Exercise: All entries below need to be written out exactly, but without their pictures.

A run of records:

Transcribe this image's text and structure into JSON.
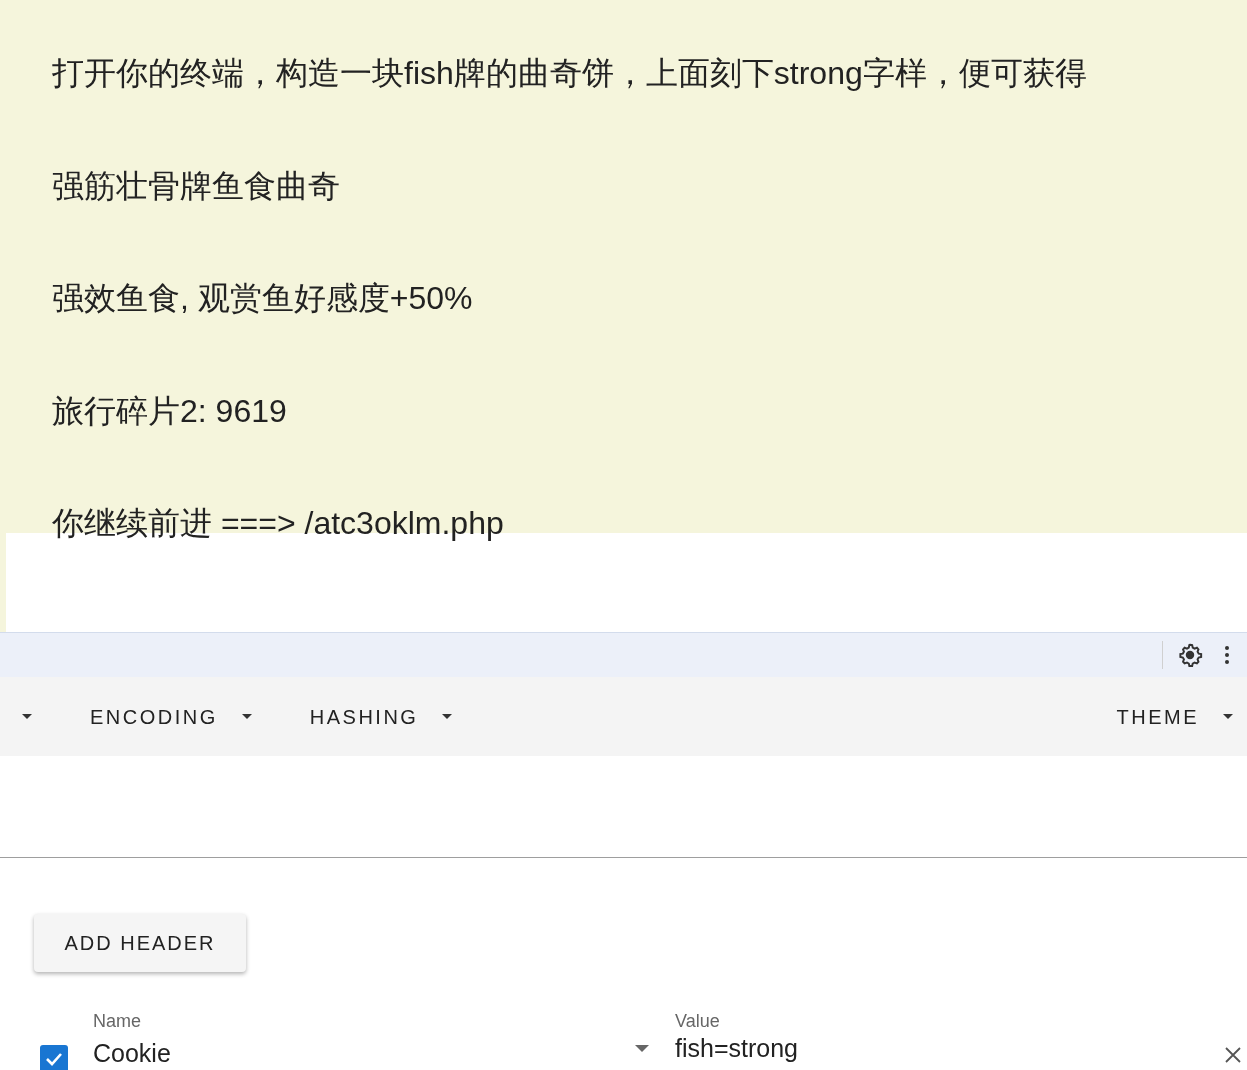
{
  "content": {
    "lines": [
      "打开你的终端，构造一块fish牌的曲奇饼，上面刻下strong字样，便可获得",
      "强筋壮骨牌鱼食曲奇",
      "强效鱼食, 观赏鱼好感度+50%",
      "旅行碎片2: 9619",
      "你继续前进 ===> /atc3oklm.php"
    ]
  },
  "toolbar": {
    "menus": [
      {
        "label": "ENCODING"
      },
      {
        "label": "HASHING"
      },
      {
        "label": "THEME"
      }
    ]
  },
  "add_header_button": "ADD HEADER",
  "headers": [
    {
      "checked": true,
      "name_label": "Name",
      "name": "Cookie",
      "value_label": "Value",
      "value": "fish=strong"
    }
  ]
}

Final answer:
Transcribe this image's text and structure into JSON.
{
  "content": {
    "lines": [
      "打开你的终端，构造一块fish牌的曲奇饼，上面刻下strong字样，便可获得",
      "强筋壮骨牌鱼食曲奇",
      "强效鱼食, 观赏鱼好感度+50%",
      "旅行碎片2: 9619",
      "你继续前进 ===> /atc3oklm.php"
    ]
  },
  "toolbar": {
    "menus": [
      {
        "label": "ENCODING"
      },
      {
        "label": "HASHING"
      },
      {
        "label": "THEME"
      }
    ]
  },
  "add_header_button": "ADD HEADER",
  "headers": [
    {
      "checked": true,
      "name_label": "Name",
      "name": "Cookie",
      "value_label": "Value",
      "value": "fish=strong"
    }
  ]
}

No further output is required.